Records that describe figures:

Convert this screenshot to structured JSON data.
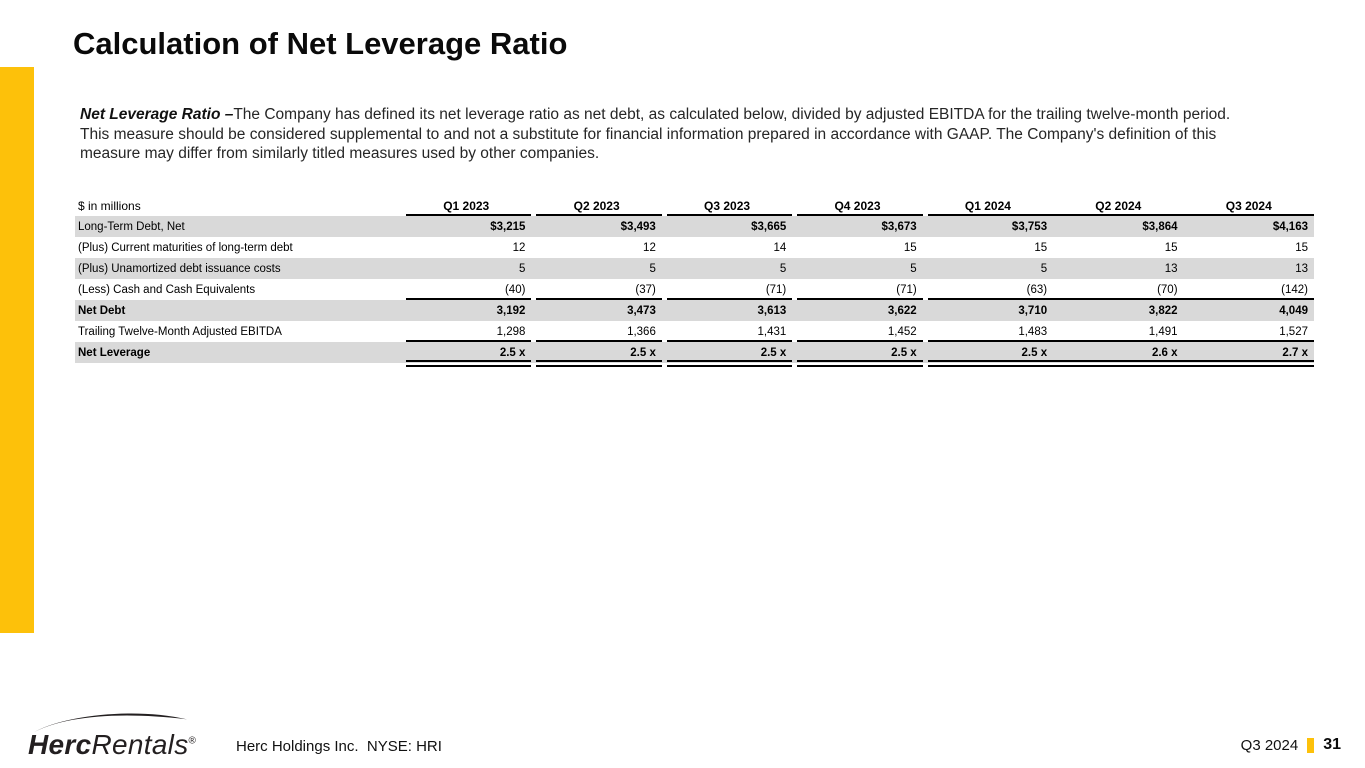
{
  "colors": {
    "gold": "#FDC10A",
    "logo_dark": "#231F20",
    "row_shade": "#D9D9D9"
  },
  "header": {
    "title": "Calculation of Net Leverage Ratio"
  },
  "description": {
    "lead": "Net Leverage Ratio –",
    "body": "The Company has defined its net leverage ratio as net debt, as calculated below, divided by adjusted EBITDA for the trailing twelve-month period.  This measure should be considered supplemental to and not a substitute for financial information prepared in accordance with GAAP. The Company's definition of this measure may differ from similarly titled measures used by other companies."
  },
  "table": {
    "unit_label": "$ in millions",
    "columns": [
      "Q1 2023",
      "Q2 2023",
      "Q3 2023",
      "Q4 2023",
      "Q1 2024",
      "Q2 2024",
      "Q3 2024"
    ],
    "rows": [
      {
        "label": "Long-Term Debt, Net",
        "values": [
          "$3,215",
          "$3,493",
          "$3,665",
          "$3,673",
          "$3,753",
          "$3,864",
          "$4,163"
        ],
        "label_bold": false,
        "values_bold": true,
        "shaded": true,
        "rule": "none"
      },
      {
        "label": "(Plus) Current maturities of long-term debt",
        "values": [
          "12",
          "12",
          "14",
          "15",
          "15",
          "15",
          "15"
        ],
        "label_bold": false,
        "values_bold": false,
        "shaded": false,
        "rule": "none"
      },
      {
        "label": "(Plus) Unamortized debt issuance costs",
        "values": [
          "5",
          "5",
          "5",
          "5",
          "5",
          "13",
          "13"
        ],
        "label_bold": false,
        "values_bold": false,
        "shaded": true,
        "rule": "none"
      },
      {
        "label": "(Less) Cash and Cash Equivalents",
        "values": [
          "(40)",
          "(37)",
          "(71)",
          "(71)",
          "(63)",
          "(70)",
          "(142)"
        ],
        "label_bold": false,
        "values_bold": false,
        "shaded": false,
        "rule": "single"
      },
      {
        "label": "Net Debt",
        "values": [
          "3,192",
          "3,473",
          "3,613",
          "3,622",
          "3,710",
          "3,822",
          "4,049"
        ],
        "label_bold": true,
        "values_bold": true,
        "shaded": true,
        "rule": "none"
      },
      {
        "label": "Trailing Twelve-Month Adjusted EBITDA",
        "values": [
          "1,298",
          "1,366",
          "1,431",
          "1,452",
          "1,483",
          "1,491",
          "1,527"
        ],
        "label_bold": false,
        "values_bold": false,
        "shaded": false,
        "rule": "single"
      },
      {
        "label": "Net Leverage",
        "values": [
          "2.5 x",
          "2.5 x",
          "2.5 x",
          "2.5 x",
          "2.5 x",
          "2.6 x",
          "2.7 x"
        ],
        "label_bold": true,
        "values_bold": true,
        "shaded": true,
        "rule": "double"
      }
    ]
  },
  "footer": {
    "logo": {
      "herc": "Herc",
      "rentals": "Rentals",
      "reg": "®"
    },
    "company_line": "Herc Holdings Inc.  NYSE: HRI",
    "quarter": "Q3 2024",
    "page": "31"
  }
}
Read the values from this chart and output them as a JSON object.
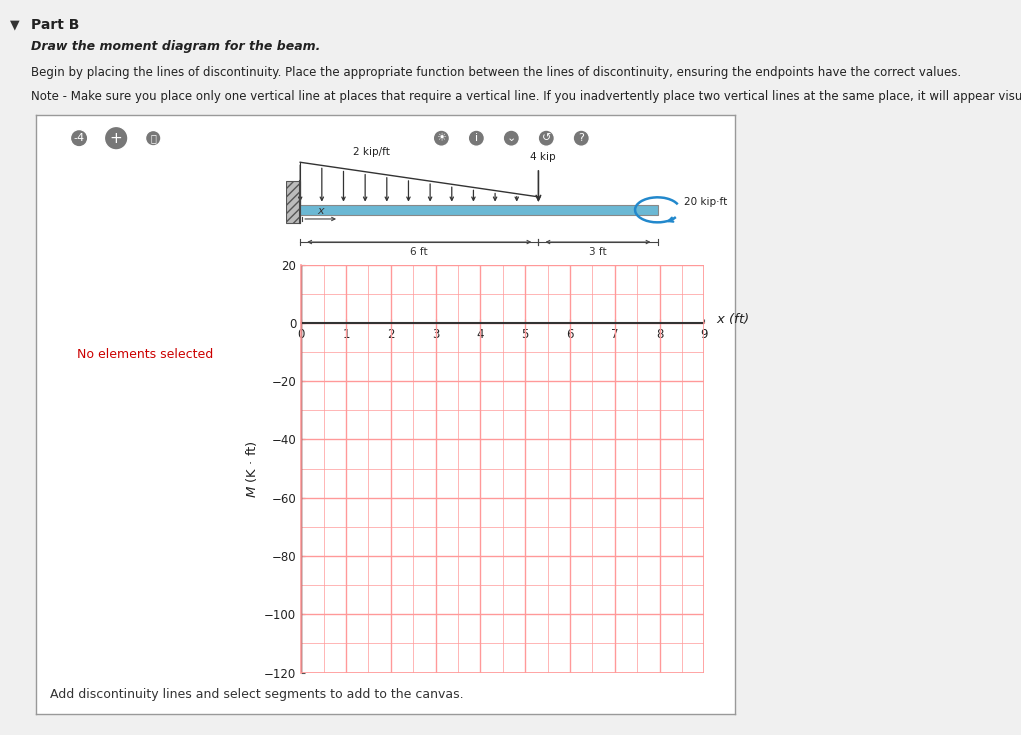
{
  "page_bg": "#f0f0f0",
  "panel_bg": "#ffffff",
  "sidebar_bg": "#cccccc",
  "toolbar_bg": "#555555",
  "title": "Part B",
  "instruction1": "Draw the moment diagram for the beam.",
  "instruction2": "Begin by placing the lines of discontinuity. Place the appropriate function between the lines of discontinuity, ensuring the endpoints have the correct values.",
  "instruction3": "Note - Make sure you place only one vertical line at places that require a vertical line. If you inadvertently place two vertical lines at the same place, it will appear visually correct be",
  "distributed_load": "2 kip/ft",
  "point_load": "4 kip",
  "moment_load": "20 kip·ft",
  "graph_ylabel": "M (K · ft)",
  "graph_xlim": [
    0,
    9
  ],
  "graph_ylim": [
    -120,
    20
  ],
  "graph_xticks": [
    0,
    1,
    2,
    3,
    4,
    5,
    6,
    7,
    8,
    9
  ],
  "graph_yticks": [
    20,
    0,
    -20,
    -40,
    -60,
    -80,
    -100,
    -120
  ],
  "grid_color": "#ff9999",
  "axis_color": "#333333",
  "bottom_text": "Add discontinuity lines and select segments to add to the canvas.",
  "sidebar_text": "No elements selected",
  "sidebar_text_color": "#cc0000",
  "beam_color": "#6bb8d4"
}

■ Required work ■
Take every line from the data that contains the word "lines".

■ Worked answer ■
  "instruction2": "Begin by placing the lines of discontinuity. Place the appropriate function between the lines of discontinuity, ensuring the endpoints have the correct values.",
  "instruction3": "Note - Make sure you place only one vertical line at places that require a vertical line. If you inadvertently place two vertical lines at the same place, it will appear visually correct be",
  "bottom_text": "Add discontinuity lines and select segments to add to the canvas.",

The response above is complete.